▸ Given data
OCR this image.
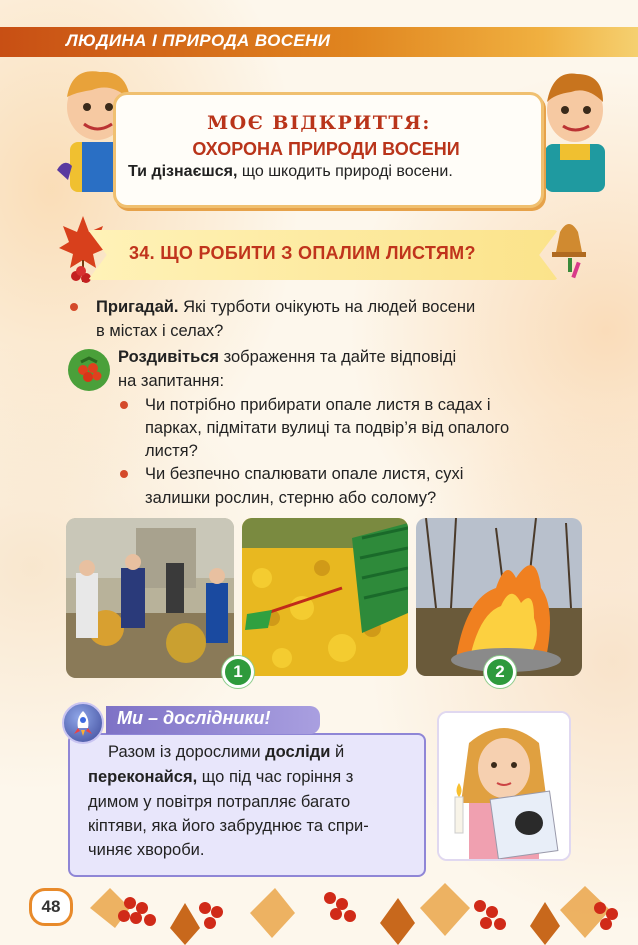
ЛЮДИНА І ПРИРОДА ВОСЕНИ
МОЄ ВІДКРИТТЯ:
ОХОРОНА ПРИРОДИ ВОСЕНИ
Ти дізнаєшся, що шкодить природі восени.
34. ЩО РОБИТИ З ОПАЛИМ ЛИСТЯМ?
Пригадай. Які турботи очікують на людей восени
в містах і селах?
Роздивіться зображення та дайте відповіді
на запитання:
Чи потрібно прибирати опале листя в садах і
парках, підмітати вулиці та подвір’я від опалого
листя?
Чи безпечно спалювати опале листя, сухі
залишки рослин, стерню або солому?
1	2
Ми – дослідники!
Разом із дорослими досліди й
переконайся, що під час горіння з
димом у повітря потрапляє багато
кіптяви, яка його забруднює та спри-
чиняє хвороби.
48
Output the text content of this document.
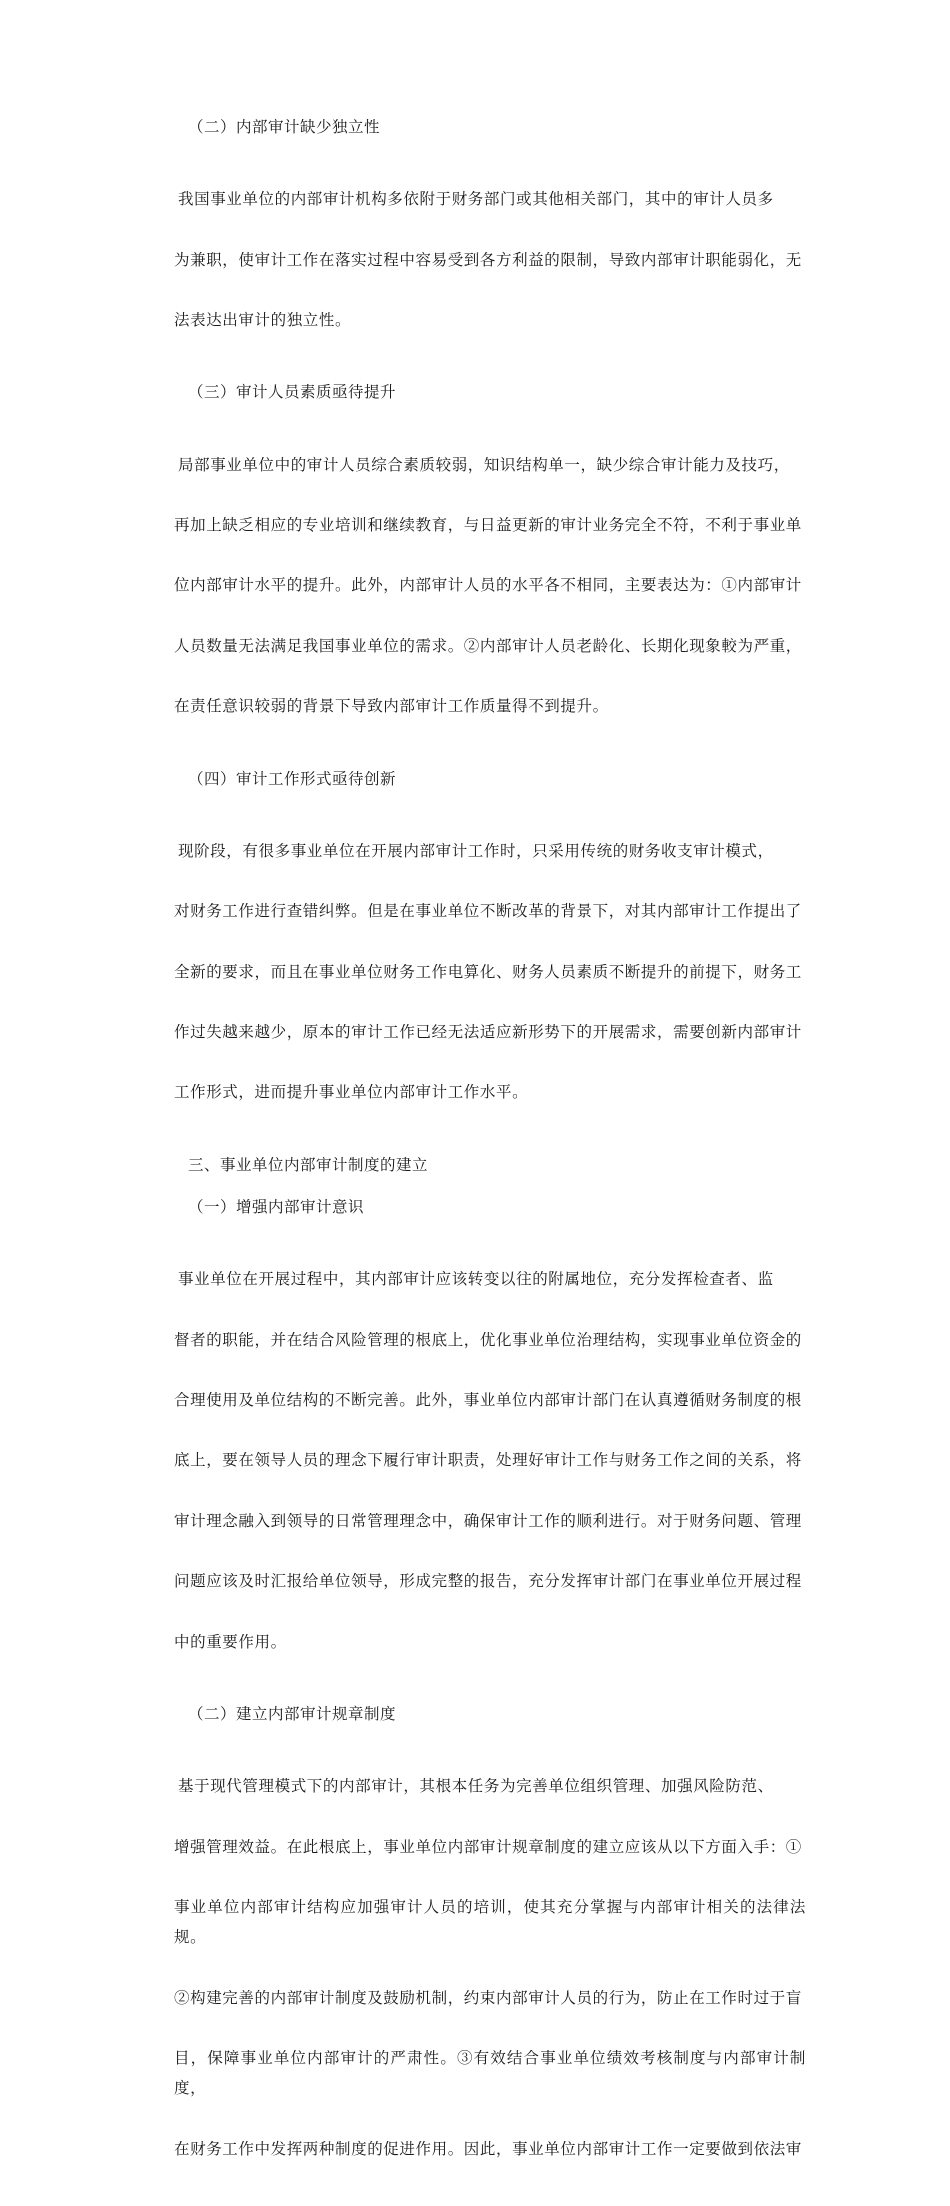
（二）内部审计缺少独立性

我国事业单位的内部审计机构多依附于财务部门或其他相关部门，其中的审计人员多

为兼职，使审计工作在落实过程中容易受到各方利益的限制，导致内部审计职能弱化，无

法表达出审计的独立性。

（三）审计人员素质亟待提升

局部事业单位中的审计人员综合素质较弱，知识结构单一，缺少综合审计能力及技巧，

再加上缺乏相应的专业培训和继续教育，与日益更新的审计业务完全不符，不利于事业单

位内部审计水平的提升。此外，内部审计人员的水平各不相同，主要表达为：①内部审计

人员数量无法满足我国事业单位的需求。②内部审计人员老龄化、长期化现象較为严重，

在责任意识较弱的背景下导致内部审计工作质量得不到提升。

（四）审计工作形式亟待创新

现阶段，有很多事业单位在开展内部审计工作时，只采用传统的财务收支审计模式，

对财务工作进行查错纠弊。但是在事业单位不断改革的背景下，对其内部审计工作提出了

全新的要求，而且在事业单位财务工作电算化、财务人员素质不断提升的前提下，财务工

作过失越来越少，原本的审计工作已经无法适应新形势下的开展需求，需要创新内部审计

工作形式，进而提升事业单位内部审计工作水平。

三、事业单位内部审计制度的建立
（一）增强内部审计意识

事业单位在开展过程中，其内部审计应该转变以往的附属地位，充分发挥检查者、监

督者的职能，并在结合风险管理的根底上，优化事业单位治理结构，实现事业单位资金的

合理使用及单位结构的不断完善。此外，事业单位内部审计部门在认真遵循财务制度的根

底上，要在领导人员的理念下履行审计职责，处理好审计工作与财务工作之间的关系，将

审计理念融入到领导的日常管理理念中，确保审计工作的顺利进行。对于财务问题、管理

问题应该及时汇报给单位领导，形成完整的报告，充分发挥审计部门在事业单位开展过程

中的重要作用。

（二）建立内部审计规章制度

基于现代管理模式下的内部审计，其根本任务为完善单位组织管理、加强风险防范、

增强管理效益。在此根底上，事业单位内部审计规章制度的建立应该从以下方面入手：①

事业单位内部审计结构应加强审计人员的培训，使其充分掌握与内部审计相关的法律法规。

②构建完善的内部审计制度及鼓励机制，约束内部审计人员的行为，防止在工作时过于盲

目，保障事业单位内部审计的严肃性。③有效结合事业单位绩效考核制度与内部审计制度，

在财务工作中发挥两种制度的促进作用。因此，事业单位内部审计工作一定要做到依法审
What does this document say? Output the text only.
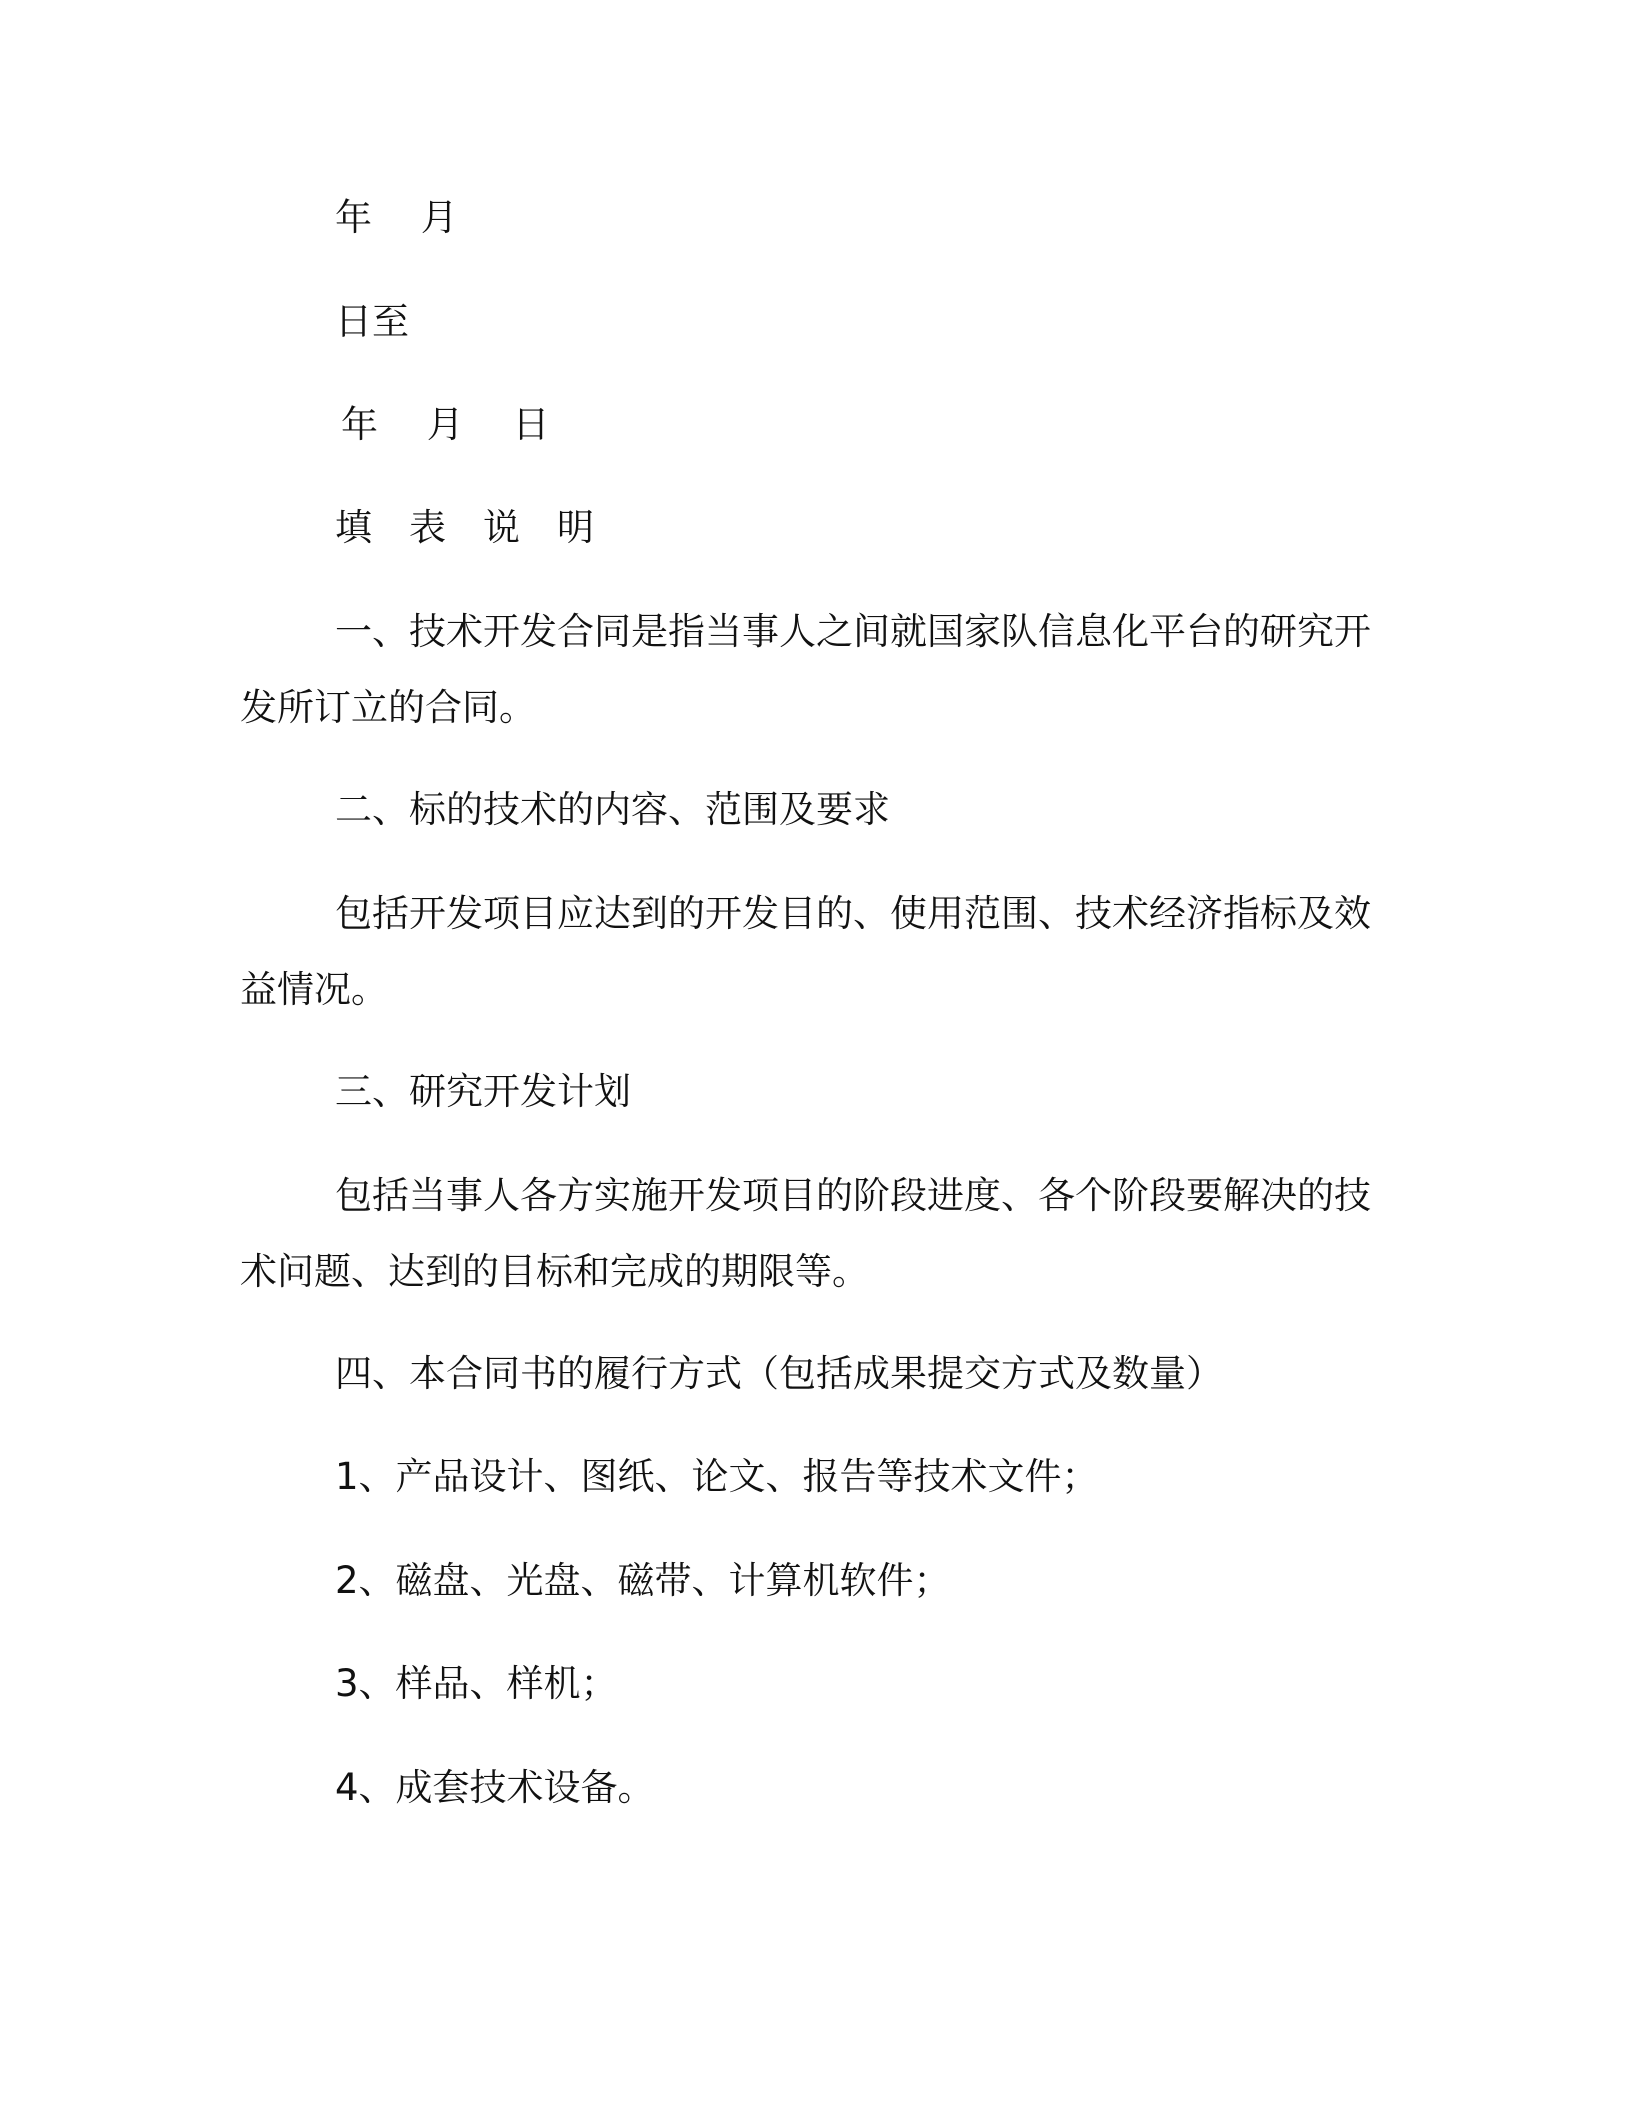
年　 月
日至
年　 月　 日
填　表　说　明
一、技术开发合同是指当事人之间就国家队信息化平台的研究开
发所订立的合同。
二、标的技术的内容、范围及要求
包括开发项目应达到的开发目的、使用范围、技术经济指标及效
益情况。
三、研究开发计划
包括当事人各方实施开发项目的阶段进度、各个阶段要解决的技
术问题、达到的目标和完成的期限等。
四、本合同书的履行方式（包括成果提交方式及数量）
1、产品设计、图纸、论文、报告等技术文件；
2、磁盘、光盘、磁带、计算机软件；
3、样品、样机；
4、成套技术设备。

▸ Job
Skip the pictures and copy exactly the lines from the one containing "Output the text content of this document." through the end of the material, both ends included.

▸ Solution for this exercise
Output the text content of this document.
（二）内部审计缺少独立性

我国事业单位的内部审计机构多依附于财务部门或其他相关部门，其中的审计人员多

为兼职，使审计工作在落实过程中容易受到各方利益的限制，导致内部审计职能弱化，无

法表达出审计的独立性。

（三）审计人员素质亟待提升

局部事业单位中的审计人员综合素质较弱，知识结构单一，缺少综合审计能力及技巧，

再加上缺乏相应的专业培训和继续教育，与日益更新的审计业务完全不符，不利于事业单

位内部审计水平的提升。此外，内部审计人员的水平各不相同，主要表达为：①内部审计

人员数量无法满足我国事业单位的需求。②内部审计人员老龄化、长期化现象較为严重，

在责任意识较弱的背景下导致内部审计工作质量得不到提升。

（四）审计工作形式亟待创新

现阶段，有很多事业单位在开展内部审计工作时，只采用传统的财务收支审计模式，

对财务工作进行查错纠弊。但是在事业单位不断改革的背景下，对其内部审计工作提出了

全新的要求，而且在事业单位财务工作电算化、财务人员素质不断提升的前提下，财务工

作过失越来越少，原本的审计工作已经无法适应新形势下的开展需求，需要创新内部审计

工作形式，进而提升事业单位内部审计工作水平。

三、事业单位内部审计制度的建立
（一）增强内部审计意识

事业单位在开展过程中，其内部审计应该转变以往的附属地位，充分发挥检查者、监

督者的职能，并在结合风险管理的根底上，优化事业单位治理结构，实现事业单位资金的

合理使用及单位结构的不断完善。此外，事业单位内部审计部门在认真遵循财务制度的根

底上，要在领导人员的理念下履行审计职责，处理好审计工作与财务工作之间的关系，将

审计理念融入到领导的日常管理理念中，确保审计工作的顺利进行。对于财务问题、管理

问题应该及时汇报给单位领导，形成完整的报告，充分发挥审计部门在事业单位开展过程

中的重要作用。

（二）建立内部审计规章制度

基于现代管理模式下的内部审计，其根本任务为完善单位组织管理、加强风险防范、

增强管理效益。在此根底上，事业单位内部审计规章制度的建立应该从以下方面入手：①

事业单位内部审计结构应加强审计人员的培训，使其充分掌握与内部审计相关的法律法规。

②构建完善的内部审计制度及鼓励机制，约束内部审计人员的行为，防止在工作时过于盲

目，保障事业单位内部审计的严肃性。③有效结合事业单位绩效考核制度与内部审计制度，

在财务工作中发挥两种制度的促进作用。因此，事业单位内部审计工作一定要做到依法审
What does this document say? Output the text only.
年　 月
日至
年　 月　 日
填　表　说　明
一、技术开发合同是指当事人之间就国家队信息化平台的研究开
发所订立的合同。
二、标的技术的内容、范围及要求
包括开发项目应达到的开发目的、使用范围、技术经济指标及效
益情况。
三、研究开发计划
包括当事人各方实施开发项目的阶段进度、各个阶段要解决的技
术问题、达到的目标和完成的期限等。
四、本合同书的履行方式（包括成果提交方式及数量）
1、产品设计、图纸、论文、报告等技术文件；
2、磁盘、光盘、磁带、计算机软件；
3、样品、样机；
4、成套技术设备。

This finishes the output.